## Задания
1. Сколько стихотворений вошло в первую книгу девятитомника Евтушенко, согласно отрывку?
2. Перепишите из отрывка без изменений часть, которая начинается со слов «И действительно —», и остановитесь после слов «в гулящую избу...».

Моя любимая приедет,
меня руками обоймёт,
все изменения приметит,
все опасения поймёт.
 
Из чёрных струй, из мглы кромешной,
забыв захлопнуть дверь такси,
вбежит по ветхому крылечку
в жару от счастья и тоски.
 
Вбежит промокшая, без стука,
руками голову возьмёт,
и шубка синяя со стула
счастливо на пол соскользнёт.
 
Современные любители эротики, если не сказать резче, такое бы тут наразвивали в деятельности героев, но 24-летний Евгений Александрович остался верен русской классической традиции, издавна наложившей строгий запрет на непозволительные интимности. Но пойдём дальше по раскрытию тематики, за которую брался молодой автор-самородок (такое сравнение тоже, на наш взгдяд, допустимо). Он без самохвальства бросил в то время такие строчки:
 
Всё на свете я смею,
усмехаюсь врагу,
потому что умею,
потому что могу.
 
И действительно — умел и мог. Вот яркая картина ушедшей военной годины.
 
О, свадьбы в дни военные!
Обманчивый уют,
слова неоткровенные
о том, что не убьют.
 
Да, был тогда такой отчаянный вызов почти неминуемой смерти. Брали в армию необученную для войны молодёжь, и в городах и, особенно, в деревнях закатывали такие свадьбы, что полы проламывались от русских плясок. Признанным плясуном в Зиминской округе был тогда и классик будущий — Евгений Евтушенко.
 
Походочкой расслабленной,
с чёлочкой на лбу
вхожу, плясун прославленный
в гулящую избу...
 
Забыли все о выпитом,
все смотрят на меня,
и вот иду я с вывертом,
подковками звеня.
 
То выдам дробь, то по полу
носки проволоку.
Свищу, в ладоши хлопаю,
взлетаю к потолку...
 
Невесте горько плачется,
стоят в слезах друзья.
Мне страшно. Мне не пляшется,
а не плясать — нельзя.
 
В первой книге девятитомника Евтушенко, куда вошли труды пятидесятых годов, — 260 стихотворений. И каждое — добросовестное исследование российской жизни. Добросовестное настолько, насколько диктовали ему сознание, сердце, совесть, гражданственность. Нетрудно убедиться, что даже при тогдашнем незнании Истины Христовой поэту удалось дать замечательно правдивую картину России той эпохи, не без срывов, которые мы рассмотрим ниже, но всё же гораздо более широкую и глубокую, если сравнивать этот значимый параметр с другими нашими литераторами тех лет. Теперь ясно: нет ему достойных конкурентов.

## Предоставленные сведения
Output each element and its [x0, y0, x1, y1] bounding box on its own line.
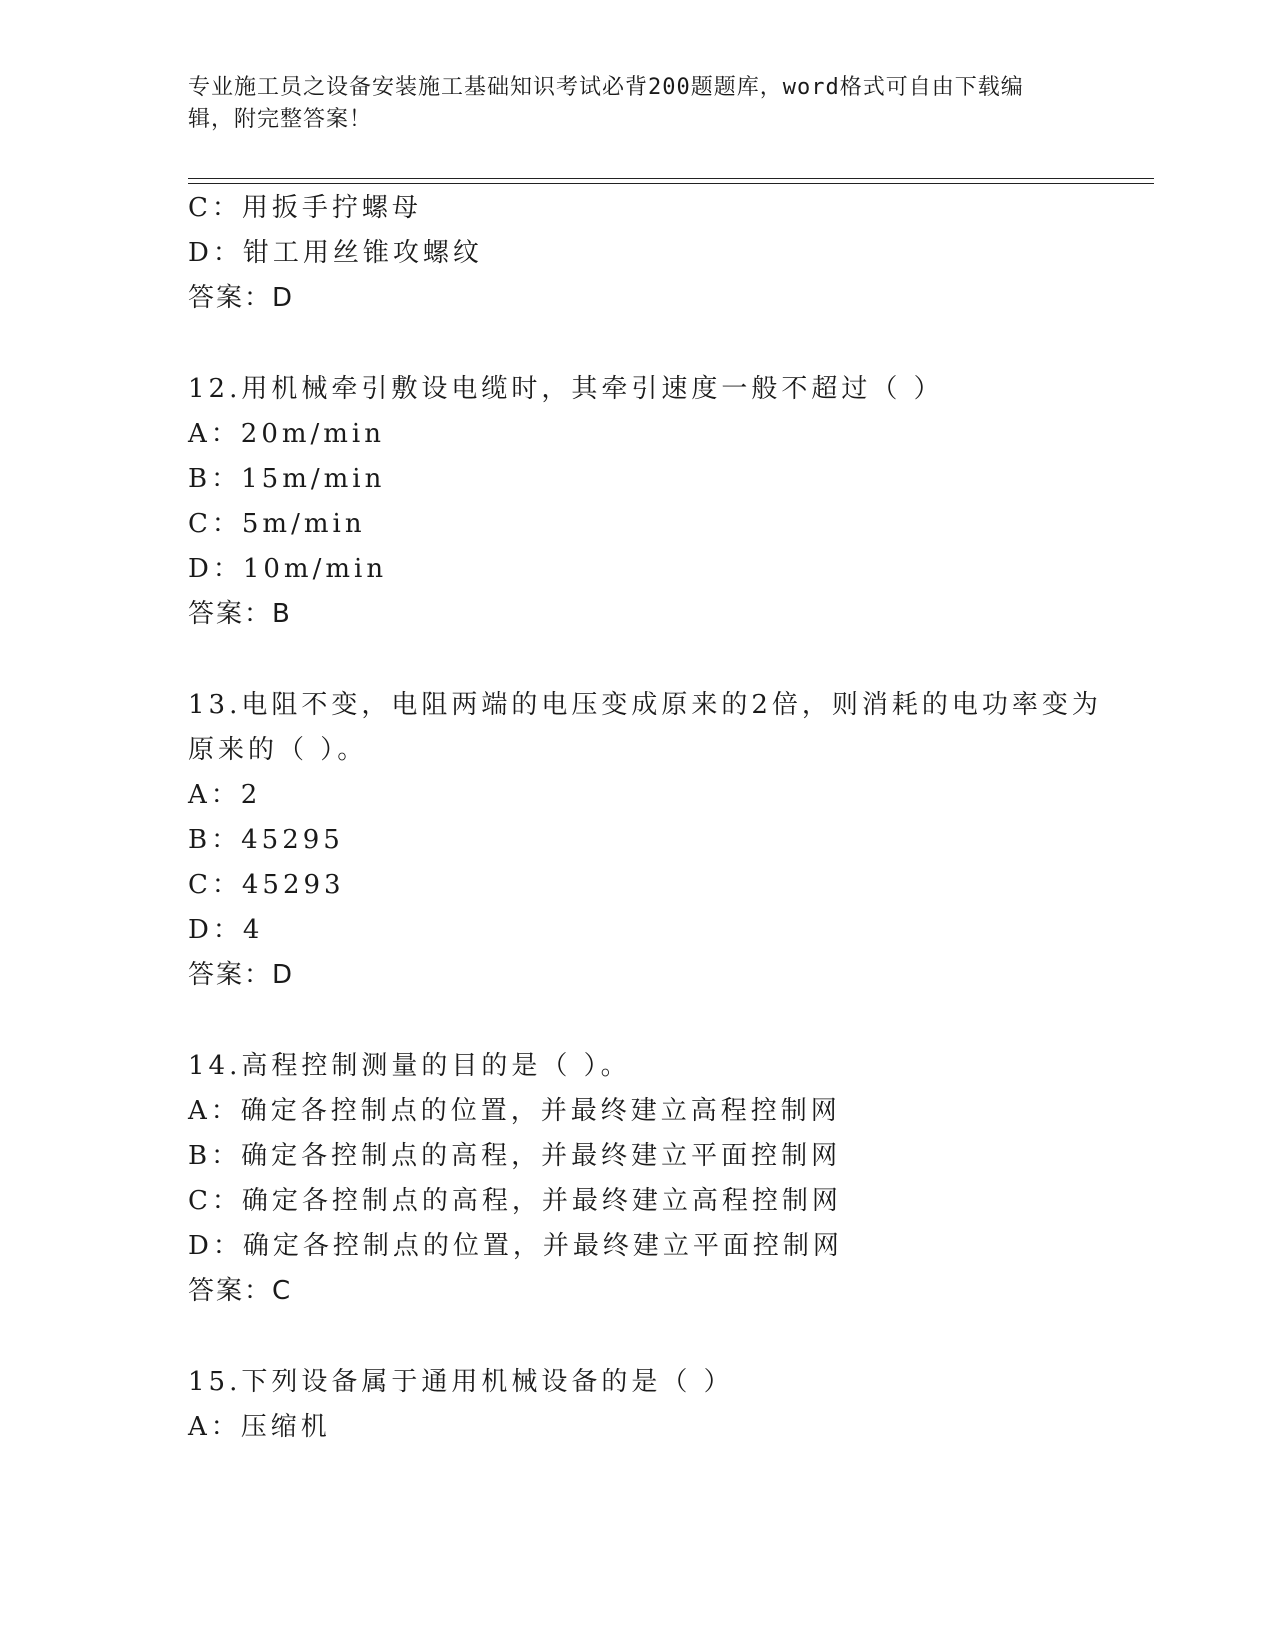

## Ответы к заданиям
1. 260 стихотворений.

2.
И действительно — умел и мог. Вот яркая картина ушедшей военной годины.
 
О, свадьбы в дни военные!
Обманчивый уют,
слова неоткровенные
о том, что не убьют.
 
Да, был тогда такой отчаянный вызов почти неминуемой смерти. Брали в армию необученную для войны молодёжь, и в городах и, особенно, в деревнях закатывали такие свадьбы, что полы проламывались от русских плясок. Признанным плясуном в Зиминской округе был тогда и классик будущий — Евгений Евтушенко.
 
Походочкой расслабленной,
с чёлочкой на лбу
вхожу, плясун прославленный
в гулящую избу...